## Exercise directions:
Each record should reappear exactly in your answer, minus any picture.

=-=-=

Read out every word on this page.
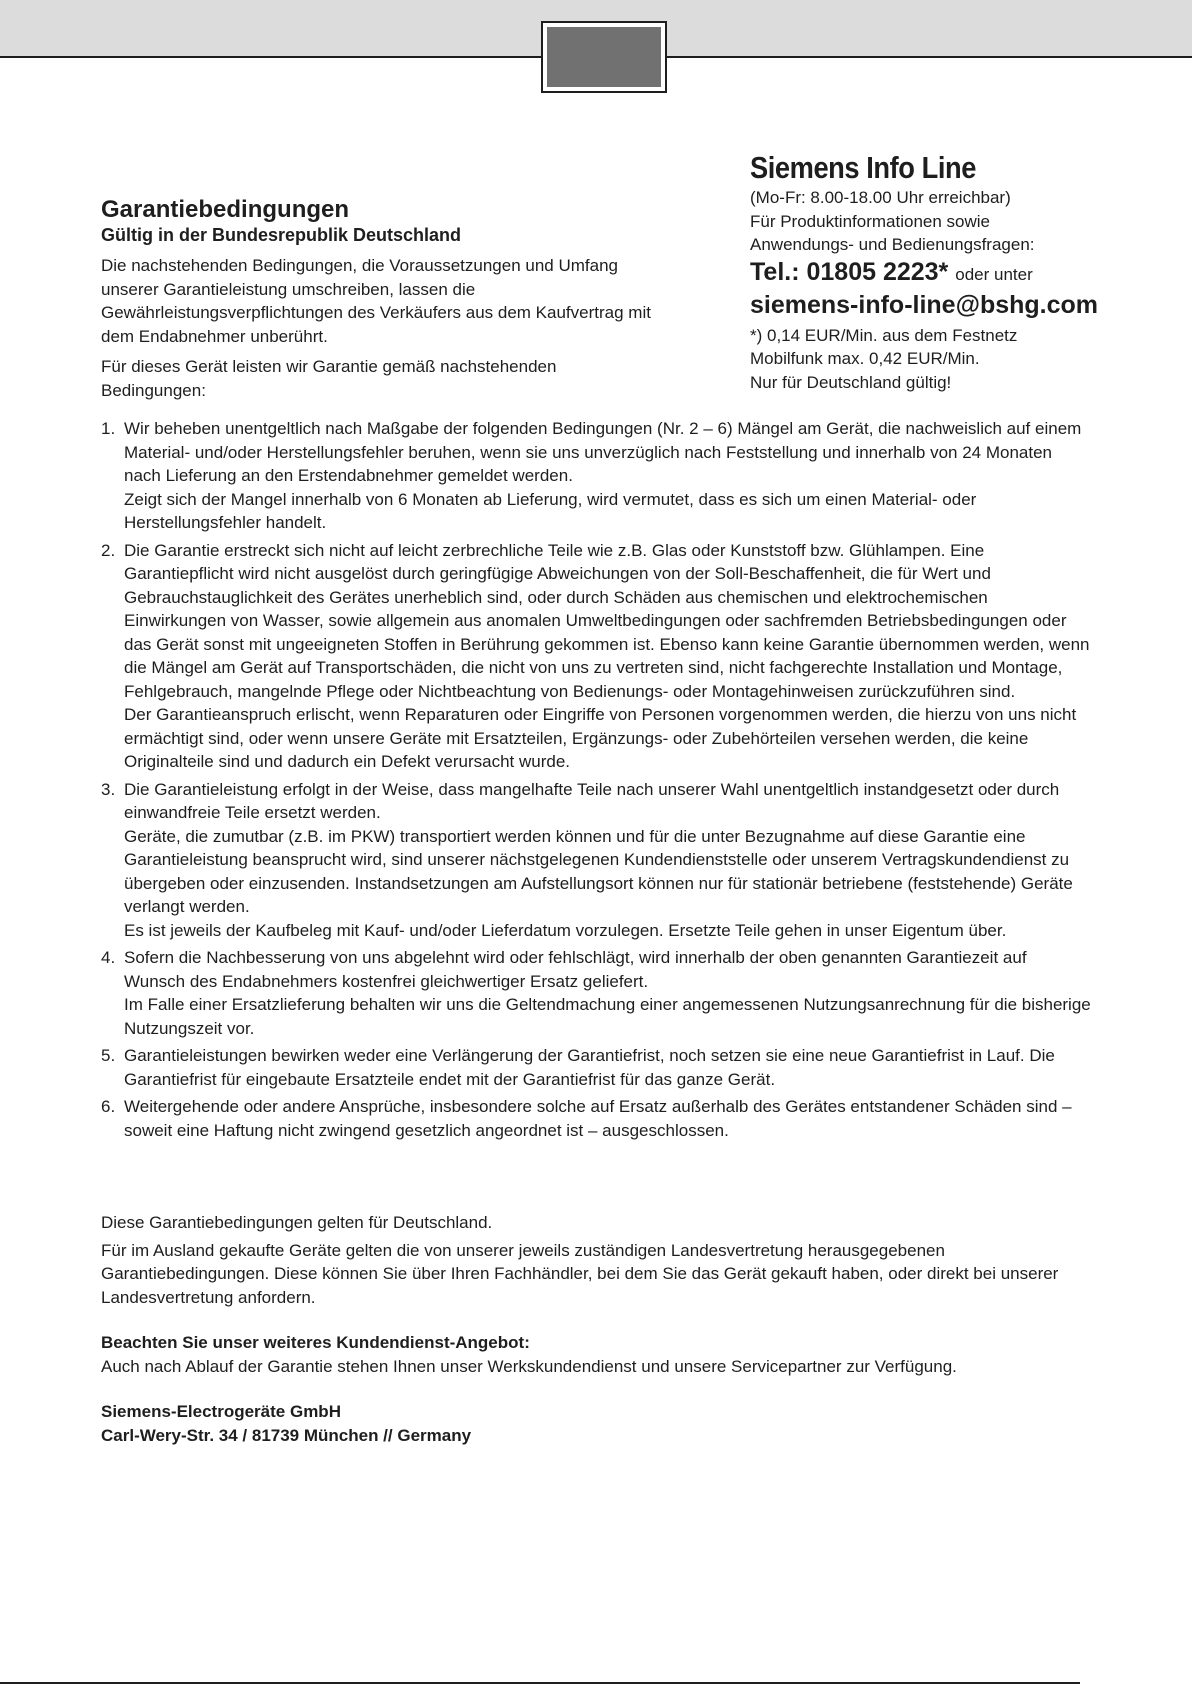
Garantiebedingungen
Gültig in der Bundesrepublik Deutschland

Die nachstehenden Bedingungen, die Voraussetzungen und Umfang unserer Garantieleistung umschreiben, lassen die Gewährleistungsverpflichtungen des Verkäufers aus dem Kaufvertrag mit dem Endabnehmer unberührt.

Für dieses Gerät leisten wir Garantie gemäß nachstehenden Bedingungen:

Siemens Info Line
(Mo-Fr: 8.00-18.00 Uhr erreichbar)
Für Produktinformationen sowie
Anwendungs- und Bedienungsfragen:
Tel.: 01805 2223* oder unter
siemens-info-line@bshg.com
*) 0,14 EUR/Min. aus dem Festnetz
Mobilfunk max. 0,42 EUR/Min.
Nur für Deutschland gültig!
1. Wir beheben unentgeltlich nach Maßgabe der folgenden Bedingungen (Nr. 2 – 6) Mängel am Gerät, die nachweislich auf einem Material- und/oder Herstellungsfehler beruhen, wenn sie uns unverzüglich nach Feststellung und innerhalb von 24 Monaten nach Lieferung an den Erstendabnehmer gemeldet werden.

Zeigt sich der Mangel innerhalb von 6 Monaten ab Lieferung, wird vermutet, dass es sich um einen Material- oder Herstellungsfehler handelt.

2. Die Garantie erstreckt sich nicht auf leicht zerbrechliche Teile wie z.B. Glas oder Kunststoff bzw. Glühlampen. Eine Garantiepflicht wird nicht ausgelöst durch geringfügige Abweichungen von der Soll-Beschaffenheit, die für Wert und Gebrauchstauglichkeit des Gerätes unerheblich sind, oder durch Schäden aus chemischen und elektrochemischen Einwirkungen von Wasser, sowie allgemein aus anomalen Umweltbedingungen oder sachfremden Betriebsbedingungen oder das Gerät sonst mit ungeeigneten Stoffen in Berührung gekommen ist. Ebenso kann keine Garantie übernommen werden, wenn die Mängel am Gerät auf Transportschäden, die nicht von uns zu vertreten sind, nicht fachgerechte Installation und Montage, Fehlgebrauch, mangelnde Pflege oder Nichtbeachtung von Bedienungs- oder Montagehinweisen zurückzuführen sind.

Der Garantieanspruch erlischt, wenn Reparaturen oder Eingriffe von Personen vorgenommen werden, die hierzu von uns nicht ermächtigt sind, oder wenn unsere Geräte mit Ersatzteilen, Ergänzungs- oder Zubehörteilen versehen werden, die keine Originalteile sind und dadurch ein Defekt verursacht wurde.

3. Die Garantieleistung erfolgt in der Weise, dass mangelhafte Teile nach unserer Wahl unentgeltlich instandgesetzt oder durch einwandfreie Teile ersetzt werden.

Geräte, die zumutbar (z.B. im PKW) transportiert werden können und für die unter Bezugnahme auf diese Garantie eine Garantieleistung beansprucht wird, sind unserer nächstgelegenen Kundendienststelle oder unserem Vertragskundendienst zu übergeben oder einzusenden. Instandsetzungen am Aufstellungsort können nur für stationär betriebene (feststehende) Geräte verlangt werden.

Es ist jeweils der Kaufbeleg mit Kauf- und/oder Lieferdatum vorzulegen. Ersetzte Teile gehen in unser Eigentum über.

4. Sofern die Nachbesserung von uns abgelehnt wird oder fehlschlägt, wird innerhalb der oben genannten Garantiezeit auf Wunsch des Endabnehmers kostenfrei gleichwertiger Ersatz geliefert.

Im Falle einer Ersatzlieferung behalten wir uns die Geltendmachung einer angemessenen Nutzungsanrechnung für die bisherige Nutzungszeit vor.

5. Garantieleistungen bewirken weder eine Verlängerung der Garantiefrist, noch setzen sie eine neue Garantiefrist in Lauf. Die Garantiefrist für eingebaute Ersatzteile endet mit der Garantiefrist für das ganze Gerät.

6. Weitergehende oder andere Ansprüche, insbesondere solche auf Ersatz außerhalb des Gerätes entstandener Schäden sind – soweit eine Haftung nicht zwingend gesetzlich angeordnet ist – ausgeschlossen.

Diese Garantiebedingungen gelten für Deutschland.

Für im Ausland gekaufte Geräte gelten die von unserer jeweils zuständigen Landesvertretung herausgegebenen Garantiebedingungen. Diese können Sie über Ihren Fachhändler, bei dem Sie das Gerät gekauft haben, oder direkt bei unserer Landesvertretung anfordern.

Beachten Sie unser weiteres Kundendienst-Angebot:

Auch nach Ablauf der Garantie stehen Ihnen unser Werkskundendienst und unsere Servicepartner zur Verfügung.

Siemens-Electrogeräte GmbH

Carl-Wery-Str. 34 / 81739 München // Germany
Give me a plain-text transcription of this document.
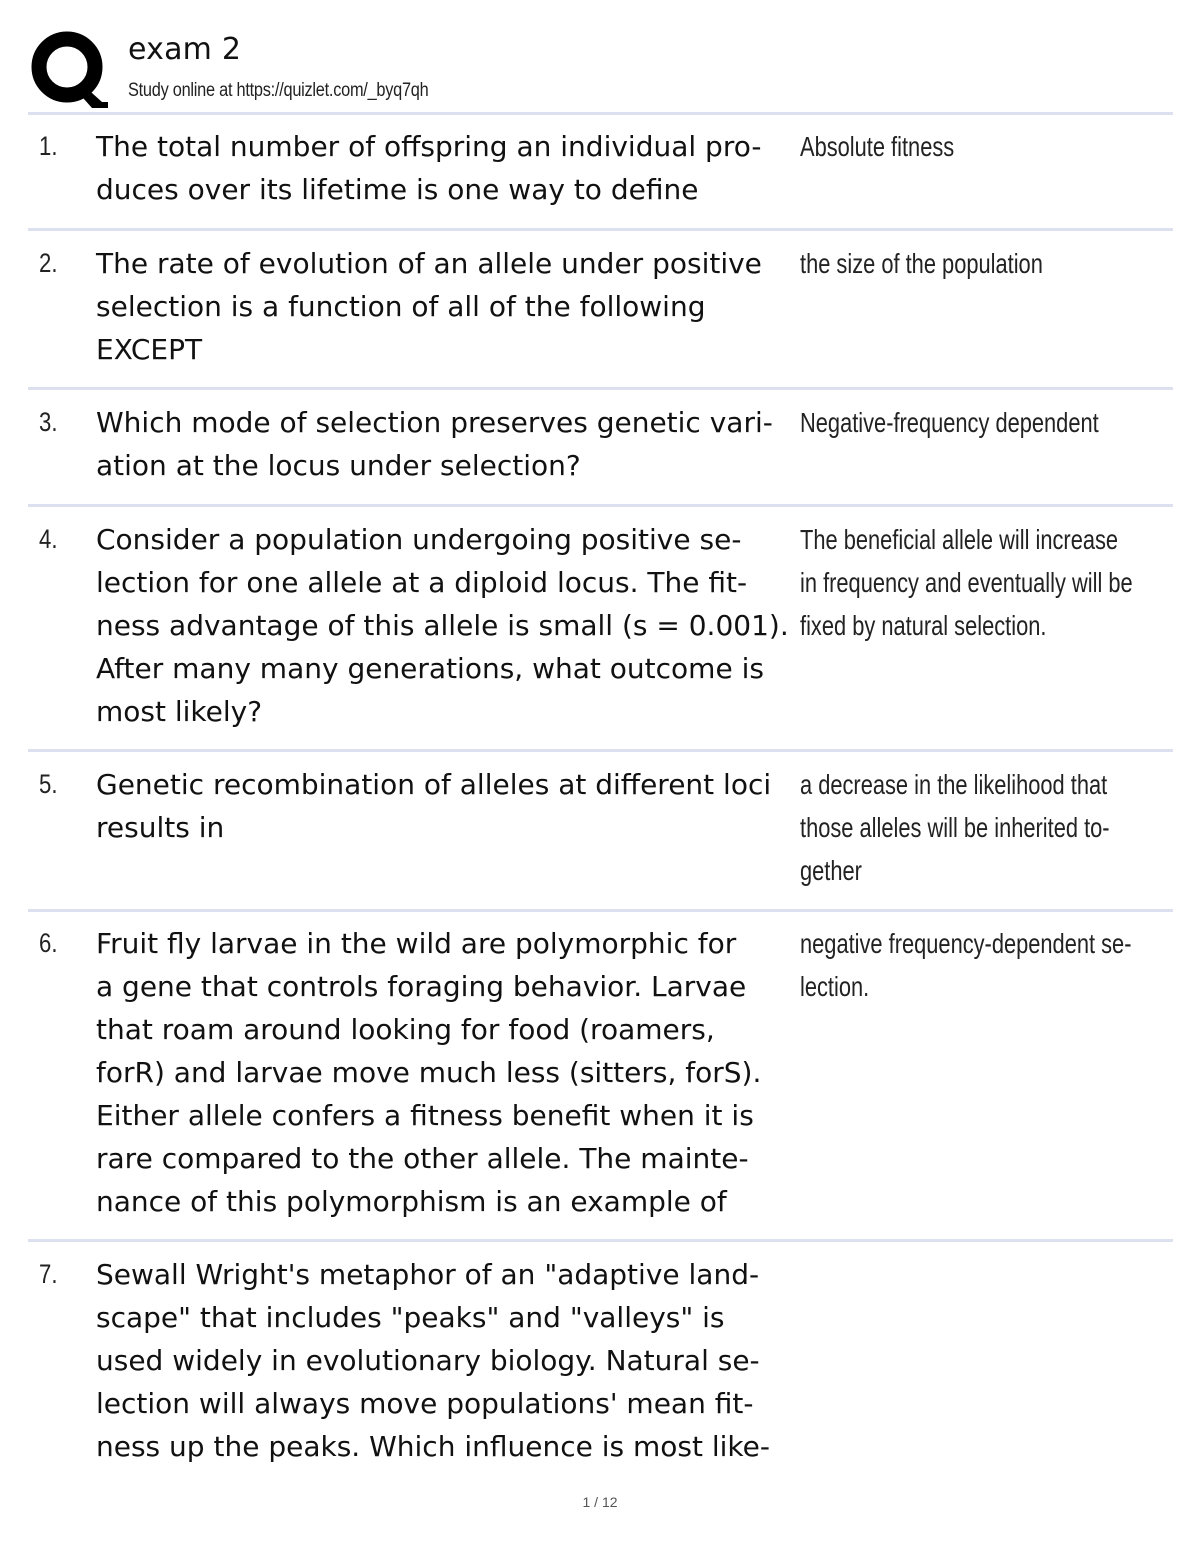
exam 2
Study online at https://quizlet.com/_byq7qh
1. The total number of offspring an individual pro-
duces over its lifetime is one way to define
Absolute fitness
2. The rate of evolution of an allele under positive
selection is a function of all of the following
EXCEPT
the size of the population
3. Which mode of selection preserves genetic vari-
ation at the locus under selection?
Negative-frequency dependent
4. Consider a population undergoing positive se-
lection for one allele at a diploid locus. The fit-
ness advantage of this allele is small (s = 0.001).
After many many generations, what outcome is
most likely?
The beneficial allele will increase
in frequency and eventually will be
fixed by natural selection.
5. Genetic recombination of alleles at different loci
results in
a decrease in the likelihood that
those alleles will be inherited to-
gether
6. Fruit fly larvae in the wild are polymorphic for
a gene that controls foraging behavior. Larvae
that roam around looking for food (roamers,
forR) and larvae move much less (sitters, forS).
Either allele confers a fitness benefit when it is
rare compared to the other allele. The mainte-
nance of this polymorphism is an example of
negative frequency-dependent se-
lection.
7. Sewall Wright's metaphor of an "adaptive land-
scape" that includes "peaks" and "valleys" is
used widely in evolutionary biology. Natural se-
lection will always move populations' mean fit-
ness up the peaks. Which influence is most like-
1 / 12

=-=-=

## Task output:
Read out every word on this page.
Garantiebedingungen
Gültig in der Bundesrepublik Deutschland

Die nachstehenden Bedingungen, die Voraussetzungen und Umfang unserer Garantieleistung umschreiben, lassen die Gewährleistungsverpflichtungen des Verkäufers aus dem Kaufvertrag mit dem Endabnehmer unberührt.

Für dieses Gerät leisten wir Garantie gemäß nachstehenden Bedingungen:

Siemens Info Line
(Mo-Fr: 8.00-18.00 Uhr erreichbar)
Für Produktinformationen sowie
Anwendungs- und Bedienungsfragen:
Tel.: 01805 2223* oder unter
siemens-info-line@bshg.com
*) 0,14 EUR/Min. aus dem Festnetz
Mobilfunk max. 0,42 EUR/Min.
Nur für Deutschland gültig!
1. Wir beheben unentgeltlich nach Maßgabe der folgenden Bedingungen (Nr. 2 – 6) Mängel am Gerät, die nachweislich auf einem Material- und/oder Herstellungsfehler beruhen, wenn sie uns unverzüglich nach Feststellung und innerhalb von 24 Monaten nach Lieferung an den Erstendabnehmer gemeldet werden.

Zeigt sich der Mangel innerhalb von 6 Monaten ab Lieferung, wird vermutet, dass es sich um einen Material- oder Herstellungsfehler handelt.

2. Die Garantie erstreckt sich nicht auf leicht zerbrechliche Teile wie z.B. Glas oder Kunststoff bzw. Glühlampen. Eine Garantiepflicht wird nicht ausgelöst durch geringfügige Abweichungen von der Soll-Beschaffenheit, die für Wert und Gebrauchstauglichkeit des Gerätes unerheblich sind, oder durch Schäden aus chemischen und elektrochemischen Einwirkungen von Wasser, sowie allgemein aus anomalen Umweltbedingungen oder sachfremden Betriebsbedingungen oder das Gerät sonst mit ungeeigneten Stoffen in Berührung gekommen ist. Ebenso kann keine Garantie übernommen werden, wenn die Mängel am Gerät auf Transportschäden, die nicht von uns zu vertreten sind, nicht fachgerechte Installation und Montage, Fehlgebrauch, mangelnde Pflege oder Nichtbeachtung von Bedienungs- oder Montagehinweisen zurückzuführen sind.

Der Garantieanspruch erlischt, wenn Reparaturen oder Eingriffe von Personen vorgenommen werden, die hierzu von uns nicht ermächtigt sind, oder wenn unsere Geräte mit Ersatzteilen, Ergänzungs- oder Zubehörteilen versehen werden, die keine Originalteile sind und dadurch ein Defekt verursacht wurde.

3. Die Garantieleistung erfolgt in der Weise, dass mangelhafte Teile nach unserer Wahl unentgeltlich instandgesetzt oder durch einwandfreie Teile ersetzt werden.

Geräte, die zumutbar (z.B. im PKW) transportiert werden können und für die unter Bezugnahme auf diese Garantie eine Garantieleistung beansprucht wird, sind unserer nächstgelegenen Kundendienststelle oder unserem Vertragskundendienst zu übergeben oder einzusenden. Instandsetzungen am Aufstellungsort können nur für stationär betriebene (feststehende) Geräte verlangt werden.

Es ist jeweils der Kaufbeleg mit Kauf- und/oder Lieferdatum vorzulegen. Ersetzte Teile gehen in unser Eigentum über.

4. Sofern die Nachbesserung von uns abgelehnt wird oder fehlschlägt, wird innerhalb der oben genannten Garantiezeit auf Wunsch des Endabnehmers kostenfrei gleichwertiger Ersatz geliefert.

Im Falle einer Ersatzlieferung behalten wir uns die Geltendmachung einer angemessenen Nutzungsanrechnung für die bisherige Nutzungszeit vor.

5. Garantieleistungen bewirken weder eine Verlängerung der Garantiefrist, noch setzen sie eine neue Garantiefrist in Lauf. Die Garantiefrist für eingebaute Ersatzteile endet mit der Garantiefrist für das ganze Gerät.

6. Weitergehende oder andere Ansprüche, insbesondere solche auf Ersatz außerhalb des Gerätes entstandener Schäden sind – soweit eine Haftung nicht zwingend gesetzlich angeordnet ist – ausgeschlossen.

Diese Garantiebedingungen gelten für Deutschland.

Für im Ausland gekaufte Geräte gelten die von unserer jeweils zuständigen Landesvertretung herausgegebenen Garantiebedingungen. Diese können Sie über Ihren Fachhändler, bei dem Sie das Gerät gekauft haben, oder direkt bei unserer Landesvertretung anfordern.

Beachten Sie unser weiteres Kundendienst-Angebot:

Auch nach Ablauf der Garantie stehen Ihnen unser Werkskundendienst und unsere Servicepartner zur Verfügung.

Siemens-Electrogeräte GmbH

Carl-Wery-Str. 34 / 81739 München // Germany
Give me a plain-text transcription of this document.
exam 2
Study online at https://quizlet.com/_byq7qh
1. The total number of offspring an individual pro-
duces over its lifetime is one way to define
Absolute fitness
2. The rate of evolution of an allele under positive
selection is a function of all of the following
EXCEPT
the size of the population
3. Which mode of selection preserves genetic vari-
ation at the locus under selection?
Negative-frequency dependent
4. Consider a population undergoing positive se-
lection for one allele at a diploid locus. The fit-
ness advantage of this allele is small (s = 0.001).
After many many generations, what outcome is
most likely?
The beneficial allele will increase
in frequency and eventually will be
fixed by natural selection.
5. Genetic recombination of alleles at different loci
results in
a decrease in the likelihood that
those alleles will be inherited to-
gether
6. Fruit fly larvae in the wild are polymorphic for
a gene that controls foraging behavior. Larvae
that roam around looking for food (roamers,
forR) and larvae move much less (sitters, forS).
Either allele confers a fitness benefit when it is
rare compared to the other allele. The mainte-
nance of this polymorphism is an example of
negative frequency-dependent se-
lection.
7. Sewall Wright's metaphor of an "adaptive land-
scape" that includes "peaks" and "valleys" is
used widely in evolutionary biology. Natural se-
lection will always move populations' mean fit-
ness up the peaks. Which influence is most like-
1 / 12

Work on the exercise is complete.